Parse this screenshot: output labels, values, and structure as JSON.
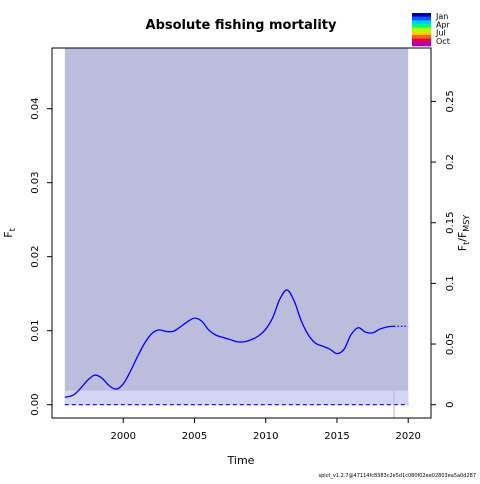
{
  "chart_data": {
    "type": "line",
    "title": "Absolute fishing mortality",
    "xlabel": "Time",
    "ylabel_left": {
      "base": "F",
      "sub": "t"
    },
    "ylabel_right": {
      "base": "F",
      "sub": "t",
      "mid": "/F",
      "sub2": "MSY"
    },
    "xlim": [
      1995.0,
      2021.6
    ],
    "ylim": [
      -0.0018,
      0.0482
    ],
    "right_scale_factor": 6.1,
    "x_ticks": [
      2000,
      2005,
      2010,
      2015,
      2020
    ],
    "x_tick_labels": [
      "2000",
      "2005",
      "2010",
      "2015",
      "2020"
    ],
    "y_ticks": [
      0.0,
      0.01,
      0.02,
      0.03,
      0.04
    ],
    "y_tick_labels": [
      "0.00",
      "0.01",
      "0.02",
      "0.03",
      "0.04"
    ],
    "y2_ticks": [
      0,
      0.05,
      0.1,
      0.15,
      0.2,
      0.25
    ],
    "y2_tick_labels": [
      "0",
      "0.05",
      "0.1",
      "0.15",
      "0.2",
      "0.25"
    ],
    "ci_band": {
      "x": [
        1995.9,
        2020.0
      ],
      "lower": 0.0,
      "upper": 0.0482
    },
    "fmsy_band": {
      "x": [
        1995.9,
        2020.0
      ],
      "lower": 0.0,
      "upper": 0.0019
    },
    "fmsy_line": {
      "x": [
        1995.9,
        2020.0
      ],
      "y": 0.0
    },
    "last_obs_x": 2019.0,
    "series": [
      {
        "name": "F",
        "x": [
          1995.9,
          1996.5,
          1997.0,
          1997.5,
          1998.0,
          1998.5,
          1999.0,
          1999.5,
          2000.0,
          2000.5,
          2001.0,
          2001.5,
          2002.0,
          2002.5,
          2003.0,
          2003.5,
          2004.0,
          2004.5,
          2005.0,
          2005.5,
          2006.0,
          2006.5,
          2007.0,
          2007.5,
          2008.0,
          2008.5,
          2009.0,
          2009.5,
          2010.0,
          2010.5,
          2011.0,
          2011.5,
          2012.0,
          2012.5,
          2013.0,
          2013.5,
          2014.0,
          2014.5,
          2015.0,
          2015.5,
          2016.0,
          2016.5,
          2017.0,
          2017.5,
          2018.0,
          2018.5,
          2019.0
        ],
        "y": [
          0.001,
          0.0013,
          0.0022,
          0.0033,
          0.004,
          0.0036,
          0.0026,
          0.0021,
          0.0028,
          0.0045,
          0.0065,
          0.0083,
          0.0096,
          0.0101,
          0.0099,
          0.0099,
          0.0105,
          0.0112,
          0.0117,
          0.0113,
          0.0101,
          0.0094,
          0.0091,
          0.0088,
          0.0085,
          0.0085,
          0.0088,
          0.0093,
          0.0102,
          0.0118,
          0.0143,
          0.0155,
          0.014,
          0.0113,
          0.0094,
          0.0083,
          0.0079,
          0.0075,
          0.0069,
          0.0075,
          0.0095,
          0.0104,
          0.0098,
          0.0097,
          0.0102,
          0.0105,
          0.0106
        ]
      },
      {
        "name": "F forecast",
        "x": [
          2019.0,
          2020.0
        ],
        "y": [
          0.0106,
          0.0106
        ]
      }
    ],
    "colors": {
      "ci": "#bcbddc",
      "fmsy_band": "#d4d4f5",
      "line": "#0000ff",
      "fmsy_line": "#0000ff",
      "frame": "#000000",
      "last_obs": "#b0b0e0"
    },
    "legend": {
      "position": "top-right",
      "labels": [
        "Jan",
        "Apr",
        "Jul",
        "Oct"
      ],
      "colors": [
        "#0000b0",
        "#0060ff",
        "#00c8ff",
        "#00ff70",
        "#b0ff00",
        "#ffd000",
        "#ff6000",
        "#e00060",
        "#b000b0"
      ]
    },
    "footer": "spict_v1.2.7@47114fc8383c2e5d1c080f02ee02803ea5a0d287"
  }
}
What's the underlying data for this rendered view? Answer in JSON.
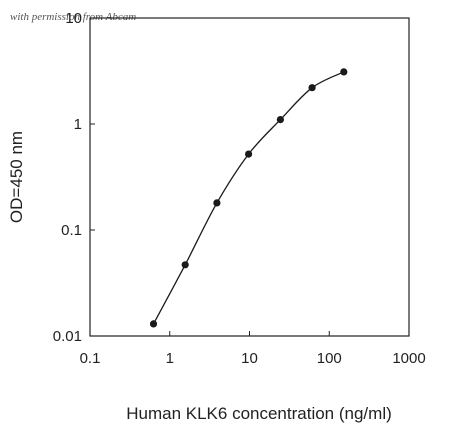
{
  "watermark": "with permission from Abcam",
  "chart_data": {
    "type": "line",
    "title": "",
    "xlabel": "Human KLK6 concentration (ng/ml)",
    "ylabel": "OD=450 nm",
    "x_scale": "log",
    "y_scale": "log",
    "xlim": [
      0.1,
      1000
    ],
    "ylim": [
      0.01,
      10
    ],
    "x_ticks": [
      "0.1",
      "1",
      "10",
      "100",
      "1000"
    ],
    "y_ticks": [
      "0.01",
      "0.1",
      "1",
      "10"
    ],
    "grid": false,
    "legend": "none",
    "series": [
      {
        "x": [
          0.625,
          1.56,
          3.9,
          9.75,
          24.4,
          61,
          152
        ],
        "y": [
          0.013,
          0.047,
          0.18,
          0.52,
          1.1,
          2.2,
          3.1
        ],
        "marker": "circle",
        "color": "#1a1a1a"
      }
    ]
  }
}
•••••
*Set exercise*.
Working from the lines above, reproduce the material exactly and exclude its pictures.

*Result of this exercise*.
Parse this screenshot: output labels, values, and structure as JSON.
{
  "chart_data": {
    "type": "line",
    "title": "Absolute fishing mortality",
    "xlabel": "Time",
    "ylabel_left": {
      "base": "F",
      "sub": "t"
    },
    "ylabel_right": {
      "base": "F",
      "sub": "t",
      "mid": "/F",
      "sub2": "MSY"
    },
    "xlim": [
      1995.0,
      2021.6
    ],
    "ylim": [
      -0.0018,
      0.0482
    ],
    "right_scale_factor": 6.1,
    "x_ticks": [
      2000,
      2005,
      2010,
      2015,
      2020
    ],
    "x_tick_labels": [
      "2000",
      "2005",
      "2010",
      "2015",
      "2020"
    ],
    "y_ticks": [
      0.0,
      0.01,
      0.02,
      0.03,
      0.04
    ],
    "y_tick_labels": [
      "0.00",
      "0.01",
      "0.02",
      "0.03",
      "0.04"
    ],
    "y2_ticks": [
      0,
      0.05,
      0.1,
      0.15,
      0.2,
      0.25
    ],
    "y2_tick_labels": [
      "0",
      "0.05",
      "0.1",
      "0.15",
      "0.2",
      "0.25"
    ],
    "ci_band": {
      "x": [
        1995.9,
        2020.0
      ],
      "lower": 0.0,
      "upper": 0.0482
    },
    "fmsy_band": {
      "x": [
        1995.9,
        2020.0
      ],
      "lower": 0.0,
      "upper": 0.0019
    },
    "fmsy_line": {
      "x": [
        1995.9,
        2020.0
      ],
      "y": 0.0
    },
    "last_obs_x": 2019.0,
    "series": [
      {
        "name": "F",
        "x": [
          1995.9,
          1996.5,
          1997.0,
          1997.5,
          1998.0,
          1998.5,
          1999.0,
          1999.5,
          2000.0,
          2000.5,
          2001.0,
          2001.5,
          2002.0,
          2002.5,
          2003.0,
          2003.5,
          2004.0,
          2004.5,
          2005.0,
          2005.5,
          2006.0,
          2006.5,
          2007.0,
          2007.5,
          2008.0,
          2008.5,
          2009.0,
          2009.5,
          2010.0,
          2010.5,
          2011.0,
          2011.5,
          2012.0,
          2012.5,
          2013.0,
          2013.5,
          2014.0,
          2014.5,
          2015.0,
          2015.5,
          2016.0,
          2016.5,
          2017.0,
          2017.5,
          2018.0,
          2018.5,
          2019.0
        ],
        "y": [
          0.001,
          0.0013,
          0.0022,
          0.0033,
          0.004,
          0.0036,
          0.0026,
          0.0021,
          0.0028,
          0.0045,
          0.0065,
          0.0083,
          0.0096,
          0.0101,
          0.0099,
          0.0099,
          0.0105,
          0.0112,
          0.0117,
          0.0113,
          0.0101,
          0.0094,
          0.0091,
          0.0088,
          0.0085,
          0.0085,
          0.0088,
          0.0093,
          0.0102,
          0.0118,
          0.0143,
          0.0155,
          0.014,
          0.0113,
          0.0094,
          0.0083,
          0.0079,
          0.0075,
          0.0069,
          0.0075,
          0.0095,
          0.0104,
          0.0098,
          0.0097,
          0.0102,
          0.0105,
          0.0106
        ]
      },
      {
        "name": "F forecast",
        "x": [
          2019.0,
          2020.0
        ],
        "y": [
          0.0106,
          0.0106
        ]
      }
    ],
    "colors": {
      "ci": "#bcbddc",
      "fmsy_band": "#d4d4f5",
      "line": "#0000ff",
      "fmsy_line": "#0000ff",
      "frame": "#000000",
      "last_obs": "#b0b0e0"
    },
    "legend": {
      "position": "top-right",
      "labels": [
        "Jan",
        "Apr",
        "Jul",
        "Oct"
      ],
      "colors": [
        "#0000b0",
        "#0060ff",
        "#00c8ff",
        "#00ff70",
        "#b0ff00",
        "#ffd000",
        "#ff6000",
        "#e00060",
        "#b000b0"
      ]
    },
    "footer": "spict_v1.2.7@47114fc8383c2e5d1c080f02ee02803ea5a0d287"
  }
}
What's the underlying data for this rendered view? Answer in JSON.
{
  "watermark": "with permission from Abcam",
  "chart_data": {
    "type": "line",
    "title": "",
    "xlabel": "Human KLK6 concentration (ng/ml)",
    "ylabel": "OD=450 nm",
    "x_scale": "log",
    "y_scale": "log",
    "xlim": [
      0.1,
      1000
    ],
    "ylim": [
      0.01,
      10
    ],
    "x_ticks": [
      "0.1",
      "1",
      "10",
      "100",
      "1000"
    ],
    "y_ticks": [
      "0.01",
      "0.1",
      "1",
      "10"
    ],
    "grid": false,
    "legend": "none",
    "series": [
      {
        "x": [
          0.625,
          1.56,
          3.9,
          9.75,
          24.4,
          61,
          152
        ],
        "y": [
          0.013,
          0.047,
          0.18,
          0.52,
          1.1,
          2.2,
          3.1
        ],
        "marker": "circle",
        "color": "#1a1a1a"
      }
    ]
  }
}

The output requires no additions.